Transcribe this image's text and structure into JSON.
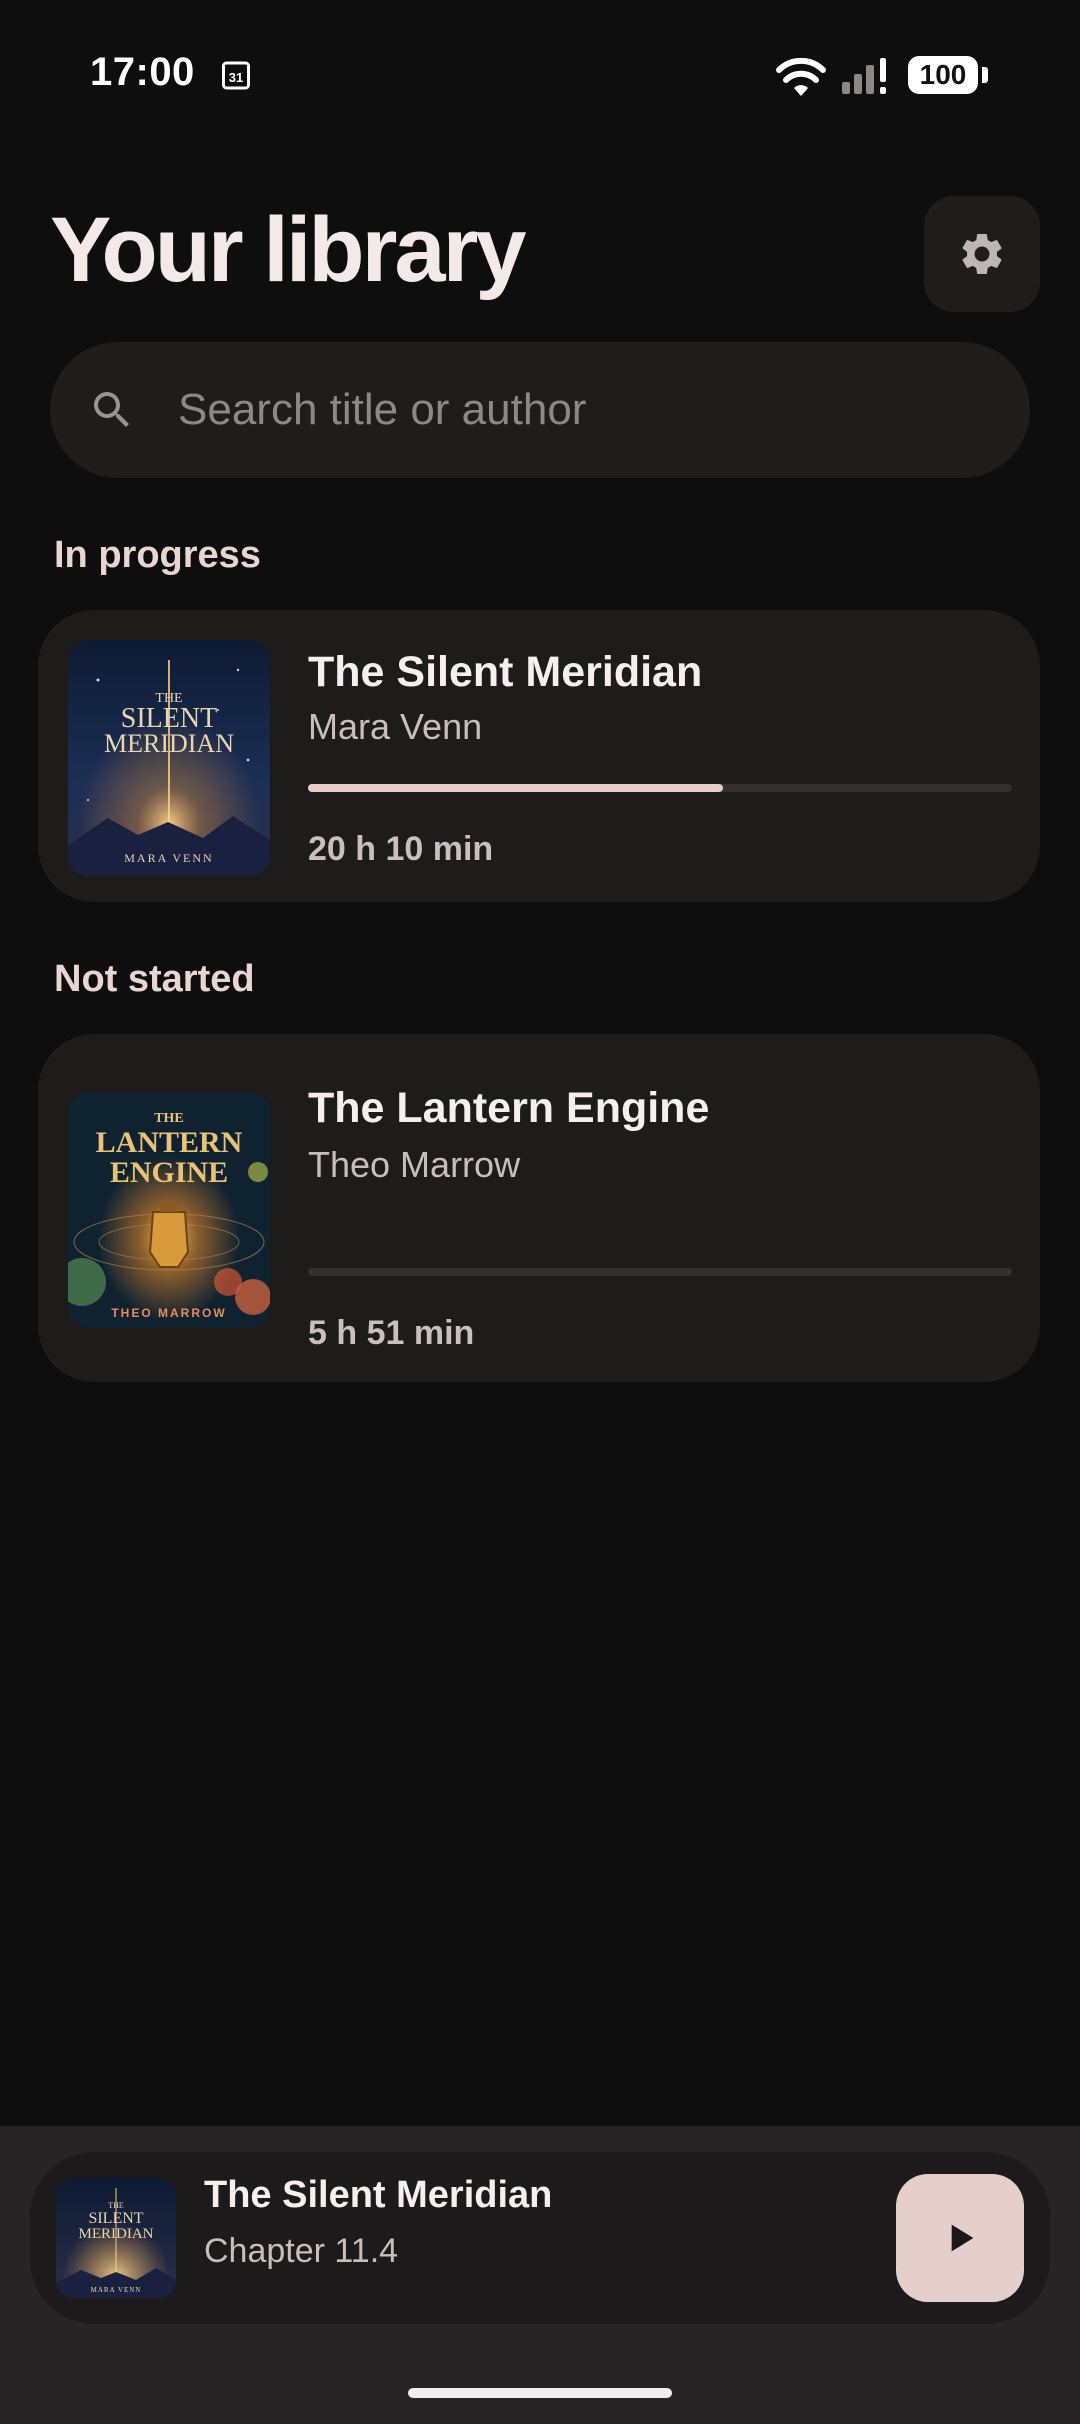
{
  "status_bar": {
    "time": "17:00",
    "calendar_day": "31",
    "battery": "100",
    "icons": [
      "calendar-icon",
      "wifi-icon",
      "signal-icon",
      "battery-icon"
    ]
  },
  "header": {
    "title": "Your library",
    "settings_icon": "gear-icon"
  },
  "search": {
    "placeholder": "Search title or author",
    "value": ""
  },
  "sections": [
    {
      "label": "In progress",
      "books": [
        {
          "title": "The Silent Meridian",
          "author": "Mara Venn",
          "duration": "20 h 10 min",
          "progress": 0.59,
          "cover": {
            "lines": [
              "THE",
              "SILENT",
              "MERIDIAN"
            ],
            "author": "MARA VENN"
          }
        }
      ]
    },
    {
      "label": "Not started",
      "books": [
        {
          "title": "The Lantern Engine",
          "author": "Theo Marrow",
          "duration": "5 h 51 min",
          "progress": 0,
          "cover": {
            "lines": [
              "THE",
              "LANTERN",
              "ENGINE"
            ],
            "author": "THEO MARROW"
          }
        }
      ]
    }
  ],
  "mini_player": {
    "title": "The Silent Meridian",
    "subtitle": "Chapter 11.4",
    "play_icon": "play-icon"
  },
  "colors": {
    "background": "#0f0e0e",
    "card": "#1e1b1b",
    "accent": "#e6cfca",
    "text_primary": "#f6efed",
    "text_secondary": "#c8bfbc"
  }
}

▶ [Exercise description]
Reproduce every line from the entries that holds the word "progress".

▶ [Complete response]
      "label": "In progress",
          "progress": 0.59,
          "progress": 0,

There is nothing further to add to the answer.